Retype every entry in its entirety, without alteration.

**DATA ROWS**
....

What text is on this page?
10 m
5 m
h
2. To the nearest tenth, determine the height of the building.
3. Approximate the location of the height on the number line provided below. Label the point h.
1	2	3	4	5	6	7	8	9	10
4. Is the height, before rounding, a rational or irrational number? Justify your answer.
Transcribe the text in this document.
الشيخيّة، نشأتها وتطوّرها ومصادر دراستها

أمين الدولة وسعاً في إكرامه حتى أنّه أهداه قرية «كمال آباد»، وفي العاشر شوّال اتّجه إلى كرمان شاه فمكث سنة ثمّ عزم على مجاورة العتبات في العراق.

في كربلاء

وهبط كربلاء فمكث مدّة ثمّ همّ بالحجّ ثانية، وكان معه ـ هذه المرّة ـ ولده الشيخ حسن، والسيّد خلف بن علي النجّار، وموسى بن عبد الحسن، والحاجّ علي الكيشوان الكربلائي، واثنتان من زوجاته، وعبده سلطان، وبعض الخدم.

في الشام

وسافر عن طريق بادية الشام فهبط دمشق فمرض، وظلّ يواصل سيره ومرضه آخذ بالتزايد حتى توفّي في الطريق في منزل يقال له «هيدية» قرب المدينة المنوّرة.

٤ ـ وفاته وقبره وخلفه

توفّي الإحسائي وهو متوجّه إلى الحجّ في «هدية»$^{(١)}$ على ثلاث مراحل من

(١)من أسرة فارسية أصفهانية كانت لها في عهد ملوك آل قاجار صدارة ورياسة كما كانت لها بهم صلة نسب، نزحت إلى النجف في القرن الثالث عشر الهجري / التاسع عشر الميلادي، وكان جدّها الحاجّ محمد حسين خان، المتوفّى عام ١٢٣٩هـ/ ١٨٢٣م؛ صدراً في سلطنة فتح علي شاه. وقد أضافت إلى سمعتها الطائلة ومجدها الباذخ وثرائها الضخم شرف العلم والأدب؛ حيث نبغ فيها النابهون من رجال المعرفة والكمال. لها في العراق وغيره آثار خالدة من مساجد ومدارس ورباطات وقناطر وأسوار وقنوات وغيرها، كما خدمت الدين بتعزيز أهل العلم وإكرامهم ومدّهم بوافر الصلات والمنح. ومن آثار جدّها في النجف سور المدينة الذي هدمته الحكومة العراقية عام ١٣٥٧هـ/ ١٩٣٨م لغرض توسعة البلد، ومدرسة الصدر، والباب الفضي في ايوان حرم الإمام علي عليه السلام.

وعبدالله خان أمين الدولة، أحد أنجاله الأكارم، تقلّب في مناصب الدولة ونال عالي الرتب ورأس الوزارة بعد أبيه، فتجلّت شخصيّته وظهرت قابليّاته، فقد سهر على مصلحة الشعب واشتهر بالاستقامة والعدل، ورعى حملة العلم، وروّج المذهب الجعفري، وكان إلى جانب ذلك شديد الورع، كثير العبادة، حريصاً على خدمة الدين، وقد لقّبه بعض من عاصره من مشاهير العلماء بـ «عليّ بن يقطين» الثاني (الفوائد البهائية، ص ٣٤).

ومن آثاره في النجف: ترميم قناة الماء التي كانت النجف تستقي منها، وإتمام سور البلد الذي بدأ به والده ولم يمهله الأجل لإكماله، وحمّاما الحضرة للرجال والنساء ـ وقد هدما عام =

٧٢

....

**RIGHT ANSWER**
What text is on this page?
10 m
5 m
h
2. To the nearest tenth, determine the height of the building.
3. Approximate the location of the height on the number line provided below. Label the point h.
1	2	3	4	5	6	7	8	9	10
4. Is the height, before rounding, a rational or irrational number? Justify your answer.
Transcribe the text in this document.
الشيخيّة، نشأتها وتطوّرها ومصادر دراستها

أمين الدولة وسعاً في إكرامه حتى أنّه أهداه قرية «كمال آباد»، وفي العاشر شوّال اتّجه إلى كرمان شاه فمكث سنة ثمّ عزم على مجاورة العتبات في العراق.

في كربلاء

وهبط كربلاء فمكث مدّة ثمّ همّ بالحجّ ثانية، وكان معه ـ هذه المرّة ـ ولده الشيخ حسن، والسيّد خلف بن علي النجّار، وموسى بن عبد الحسن، والحاجّ علي الكيشوان الكربلائي، واثنتان من زوجاته، وعبده سلطان، وبعض الخدم.

في الشام

وسافر عن طريق بادية الشام فهبط دمشق فمرض، وظلّ يواصل سيره ومرضه آخذ بالتزايد حتى توفّي في الطريق في منزل يقال له «هيدية» قرب المدينة المنوّرة.

٤ ـ وفاته وقبره وخلفه

توفّي الإحسائي وهو متوجّه إلى الحجّ في «هدية»$^{(١)}$ على ثلاث مراحل من

(١)من أسرة فارسية أصفهانية كانت لها في عهد ملوك آل قاجار صدارة ورياسة كما كانت لها بهم صلة نسب، نزحت إلى النجف في القرن الثالث عشر الهجري / التاسع عشر الميلادي، وكان جدّها الحاجّ محمد حسين خان، المتوفّى عام ١٢٣٩هـ/ ١٨٢٣م؛ صدراً في سلطنة فتح علي شاه. وقد أضافت إلى سمعتها الطائلة ومجدها الباذخ وثرائها الضخم شرف العلم والأدب؛ حيث نبغ فيها النابهون من رجال المعرفة والكمال. لها في العراق وغيره آثار خالدة من مساجد ومدارس ورباطات وقناطر وأسوار وقنوات وغيرها، كما خدمت الدين بتعزيز أهل العلم وإكرامهم ومدّهم بوافر الصلات والمنح. ومن آثار جدّها في النجف سور المدينة الذي هدمته الحكومة العراقية عام ١٣٥٧هـ/ ١٩٣٨م لغرض توسعة البلد، ومدرسة الصدر، والباب الفضي في ايوان حرم الإمام علي عليه السلام.

وعبدالله خان أمين الدولة، أحد أنجاله الأكارم، تقلّب في مناصب الدولة ونال عالي الرتب ورأس الوزارة بعد أبيه، فتجلّت شخصيّته وظهرت قابليّاته، فقد سهر على مصلحة الشعب واشتهر بالاستقامة والعدل، ورعى حملة العلم، وروّج المذهب الجعفري، وكان إلى جانب ذلك شديد الورع، كثير العبادة، حريصاً على خدمة الدين، وقد لقّبه بعض من عاصره من مشاهير العلماء بـ «عليّ بن يقطين» الثاني (الفوائد البهائية، ص ٣٤).

ومن آثاره في النجف: ترميم قناة الماء التي كانت النجف تستقي منها، وإتمام سور البلد الذي بدأ به والده ولم يمهله الأجل لإكماله، وحمّاما الحضرة للرجال والنساء ـ وقد هدما عام =

٧٢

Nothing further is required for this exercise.